REQUIRED TASK:
Write the material out again, line by line, exactly as it is.

RECORD LIST:
[start]

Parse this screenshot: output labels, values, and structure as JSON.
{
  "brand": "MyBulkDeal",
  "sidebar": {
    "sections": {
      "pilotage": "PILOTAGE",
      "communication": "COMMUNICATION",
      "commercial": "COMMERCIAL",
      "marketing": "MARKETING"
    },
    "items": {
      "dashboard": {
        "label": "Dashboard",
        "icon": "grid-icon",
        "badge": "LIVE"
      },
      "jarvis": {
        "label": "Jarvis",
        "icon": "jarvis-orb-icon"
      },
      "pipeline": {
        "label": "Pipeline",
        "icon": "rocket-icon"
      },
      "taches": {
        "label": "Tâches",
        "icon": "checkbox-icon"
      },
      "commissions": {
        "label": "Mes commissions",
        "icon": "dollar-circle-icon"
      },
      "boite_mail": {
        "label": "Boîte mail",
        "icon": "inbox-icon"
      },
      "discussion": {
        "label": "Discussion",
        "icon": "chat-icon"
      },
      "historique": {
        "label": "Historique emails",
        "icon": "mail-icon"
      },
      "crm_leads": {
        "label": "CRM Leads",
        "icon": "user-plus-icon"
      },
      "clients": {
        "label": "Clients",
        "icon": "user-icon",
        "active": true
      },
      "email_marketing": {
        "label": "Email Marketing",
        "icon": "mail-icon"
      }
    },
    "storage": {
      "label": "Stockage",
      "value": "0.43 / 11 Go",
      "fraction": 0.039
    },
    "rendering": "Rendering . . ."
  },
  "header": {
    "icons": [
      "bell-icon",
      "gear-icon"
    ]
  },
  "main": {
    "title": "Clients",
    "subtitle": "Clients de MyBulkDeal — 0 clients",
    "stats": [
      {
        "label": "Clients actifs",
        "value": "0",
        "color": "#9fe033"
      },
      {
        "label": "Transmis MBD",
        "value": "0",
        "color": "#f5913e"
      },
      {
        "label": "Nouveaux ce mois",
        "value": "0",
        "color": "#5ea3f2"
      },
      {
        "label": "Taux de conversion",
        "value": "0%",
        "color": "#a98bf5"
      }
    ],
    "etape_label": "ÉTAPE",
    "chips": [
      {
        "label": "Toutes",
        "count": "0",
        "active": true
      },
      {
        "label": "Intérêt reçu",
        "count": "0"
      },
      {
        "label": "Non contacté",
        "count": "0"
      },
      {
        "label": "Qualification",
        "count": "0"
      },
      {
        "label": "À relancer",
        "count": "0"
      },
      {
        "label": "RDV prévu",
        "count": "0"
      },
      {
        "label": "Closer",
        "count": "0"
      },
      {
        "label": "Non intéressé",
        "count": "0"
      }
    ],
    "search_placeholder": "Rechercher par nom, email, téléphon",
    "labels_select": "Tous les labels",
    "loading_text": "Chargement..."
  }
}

[end]

RESULT:
Parse this screenshot: output labels, values, and structure as JSON.
{
  "brand": "MyBulkDeal",
  "sidebar": {
    "sections": {
      "pilotage": "PILOTAGE",
      "communication": "COMMUNICATION",
      "commercial": "COMMERCIAL",
      "marketing": "MARKETING"
    },
    "items": {
      "dashboard": {
        "label": "Dashboard",
        "icon": "grid-icon",
        "badge": "LIVE"
      },
      "jarvis": {
        "label": "Jarvis",
        "icon": "jarvis-orb-icon"
      },
      "pipeline": {
        "label": "Pipeline",
        "icon": "rocket-icon"
      },
      "taches": {
        "label": "Tâches",
        "icon": "checkbox-icon"
      },
      "commissions": {
        "label": "Mes commissions",
        "icon": "dollar-circle-icon"
      },
      "boite_mail": {
        "label": "Boîte mail",
        "icon": "inbox-icon"
      },
      "discussion": {
        "label": "Discussion",
        "icon": "chat-icon"
      },
      "historique": {
        "label": "Historique emails",
        "icon": "mail-icon"
      },
      "crm_leads": {
        "label": "CRM Leads",
        "icon": "user-plus-icon"
      },
      "clients": {
        "label": "Clients",
        "icon": "user-icon",
        "active": true
      },
      "email_marketing": {
        "label": "Email Marketing",
        "icon": "mail-icon"
      }
    },
    "storage": {
      "label": "Stockage",
      "value": "0.43 / 11 Go",
      "fraction": 0.039
    },
    "rendering": "Rendering . . ."
  },
  "header": {
    "icons": [
      "bell-icon",
      "gear-icon"
    ]
  },
  "main": {
    "title": "Clients",
    "subtitle": "Clients de MyBulkDeal — 0 clients",
    "stats": [
      {
        "label": "Clients actifs",
        "value": "0",
        "color": "#9fe033"
      },
      {
        "label": "Transmis MBD",
        "value": "0",
        "color": "#f5913e"
      },
      {
        "label": "Nouveaux ce mois",
        "value": "0",
        "color": "#5ea3f2"
      },
      {
        "label": "Taux de conversion",
        "value": "0%",
        "color": "#a98bf5"
      }
    ],
    "etape_label": "ÉTAPE",
    "chips": [
      {
        "label": "Toutes",
        "count": "0",
        "active": true
      },
      {
        "label": "Intérêt reçu",
        "count": "0"
      },
      {
        "label": "Non contacté",
        "count": "0"
      },
      {
        "label": "Qualification",
        "count": "0"
      },
      {
        "label": "À relancer",
        "count": "0"
      },
      {
        "label": "RDV prévu",
        "count": "0"
      },
      {
        "label": "Closer",
        "count": "0"
      },
      {
        "label": "Non intéressé",
        "count": "0"
      }
    ],
    "search_placeholder": "Rechercher par nom, email, téléphon",
    "labels_select": "Tous les labels",
    "loading_text": "Chargement..."
  }
}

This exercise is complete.